◆ **EXERCISE PROMPT**
In the listing that follows, how many lines contain the string "Confirm"? Provide only the number.

● ● ● ●

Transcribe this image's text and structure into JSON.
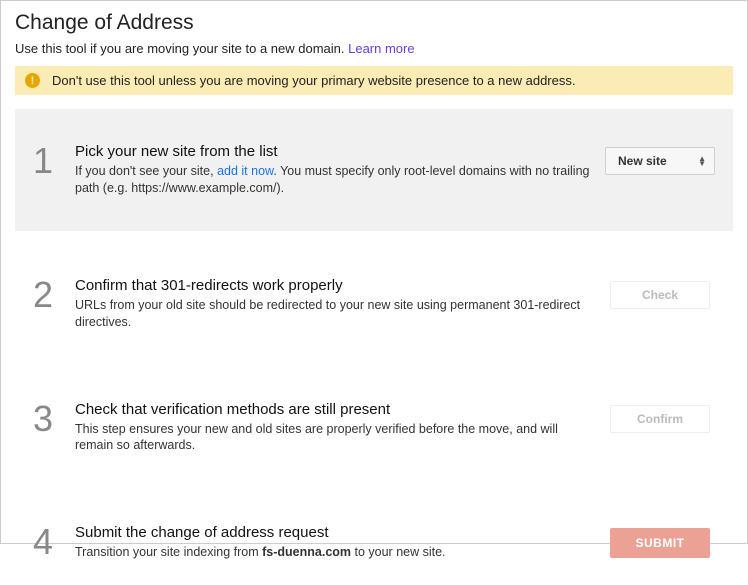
{
  "title": "Change of Address",
  "subtitle_text": "Use this tool if you are moving your site to a new domain. ",
  "subtitle_link": "Learn more",
  "alert_text": "Don't use this tool unless you are moving your primary website presence to a new address.",
  "steps": {
    "s1": {
      "num": "1",
      "title": "Pick your new site from the list",
      "desc_a": "If you don't see your site, ",
      "desc_link": "add it now",
      "desc_b": ". You must specify only root-level domains with no trailing path (e.g. https://www.example.com/).",
      "select_label": "New site"
    },
    "s2": {
      "num": "2",
      "title": "Confirm that 301-redirects work properly",
      "desc": "URLs from your old site should be redirected to your new site using permanent 301-redirect directives.",
      "button": "Check"
    },
    "s3": {
      "num": "3",
      "title": "Check that verification methods are still present",
      "desc": "This step ensures your new and old sites are properly verified before the move, and will remain so afterwards.",
      "button": "Confirm"
    },
    "s4": {
      "num": "4",
      "title": "Submit the change of address request",
      "desc_a": "Transition your site indexing from ",
      "desc_bold": "fs-duenna.com",
      "desc_b": " to your new site.",
      "button": "SUBMIT"
    }
  }
}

● ● ● ●

◆ **REPLY**
2